• RECORDS SUPPLIED:

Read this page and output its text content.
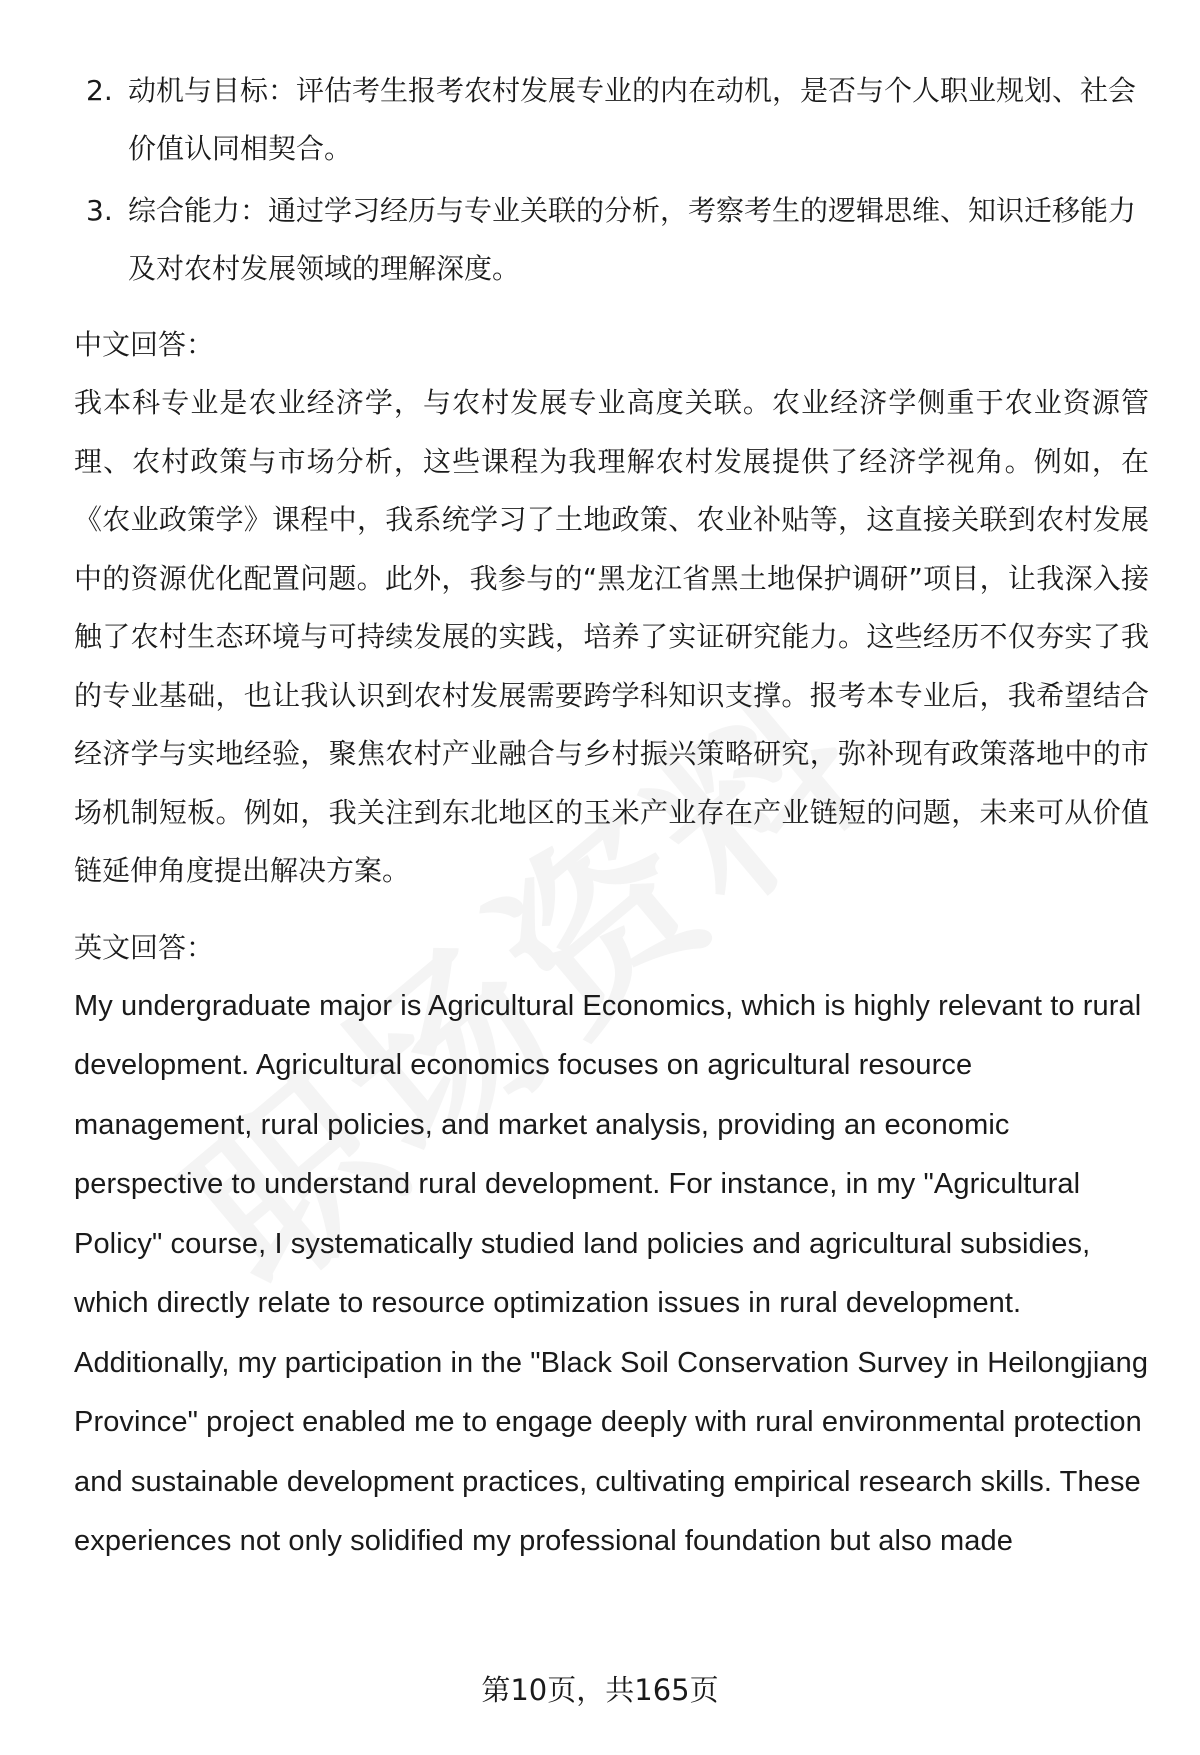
2. 动机与目标：评估考生报考农村发展专业的内在动机，是否与个人职业规划、社会价值认同相契合。
3. 综合能力：通过学习经历与专业关联的分析，考察考生的逻辑思维、知识迁移能力及对农村发展领域的理解深度。
中文回答：

我本科专业是农业经济学，与农村发展专业高度关联。农业经济学侧重于农业资源管理、农村政策与市场分析，这些课程为我理解农村发展提供了经济学视角。例如，在《农业政策学》课程中，我系统学习了土地政策、农业补贴等，这直接关联到农村发展中的资源优化配置问题。此外，我参与的“黑龙江省黑土地保护调研”项目，让我深入接触了农村生态环境与可持续发展的实践，培养了实证研究能力。这些经历不仅夯实了我的专业基础，也让我认识到农村发展需要跨学科知识支撑。报考本专业后，我希望结合经济学与实地经验，聚焦农村产业融合与乡村振兴策略研究，弥补现有政策落地中的市场机制短板。例如，我关注到东北地区的玉米产业存在产业链短的问题，未来可从价值链延伸角度提出解决方案。

英文回答：

My undergraduate major is Agricultural Economics, which is highly relevant to rural development. Agricultural economics focuses on agricultural resource management, rural policies, and market analysis, providing an economic perspective to understand rural development. For instance, in my "Agricultural Policy" course, I systematically studied land policies and agricultural subsidies, which directly relate to resource optimization issues in rural development. Additionally, my participation in the "Black Soil Conservation Survey in Heilongjiang Province" project enabled me to engage deeply with rural environmental protection and sustainable development practices, cultivating empirical research skills. These experiences not only solidified my professional foundation but also made

第10页，共165页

• PROBLEM DETAILS:
All of the entries above should be duplicated exactly, except for the pictures.

• EXERCISE SOLUTION:
Read this page and output its text content.
2. 动机与目标：评估考生报考农村发展专业的内在动机，是否与个人职业规划、社会价值认同相契合。
3. 综合能力：通过学习经历与专业关联的分析，考察考生的逻辑思维、知识迁移能力及对农村发展领域的理解深度。
中文回答：

我本科专业是农业经济学，与农村发展专业高度关联。农业经济学侧重于农业资源管理、农村政策与市场分析，这些课程为我理解农村发展提供了经济学视角。例如，在《农业政策学》课程中，我系统学习了土地政策、农业补贴等，这直接关联到农村发展中的资源优化配置问题。此外，我参与的“黑龙江省黑土地保护调研”项目，让我深入接触了农村生态环境与可持续发展的实践，培养了实证研究能力。这些经历不仅夯实了我的专业基础，也让我认识到农村发展需要跨学科知识支撑。报考本专业后，我希望结合经济学与实地经验，聚焦农村产业融合与乡村振兴策略研究，弥补现有政策落地中的市场机制短板。例如，我关注到东北地区的玉米产业存在产业链短的问题，未来可从价值链延伸角度提出解决方案。

英文回答：

My undergraduate major is Agricultural Economics, which is highly relevant to rural development. Agricultural economics focuses on agricultural resource management, rural policies, and market analysis, providing an economic perspective to understand rural development. For instance, in my "Agricultural Policy" course, I systematically studied land policies and agricultural subsidies, which directly relate to resource optimization issues in rural development. Additionally, my participation in the "Black Soil Conservation Survey in Heilongjiang Province" project enabled me to engage deeply with rural environmental protection and sustainable development practices, cultivating empirical research skills. These experiences not only solidified my professional foundation but also made

第10页，共165页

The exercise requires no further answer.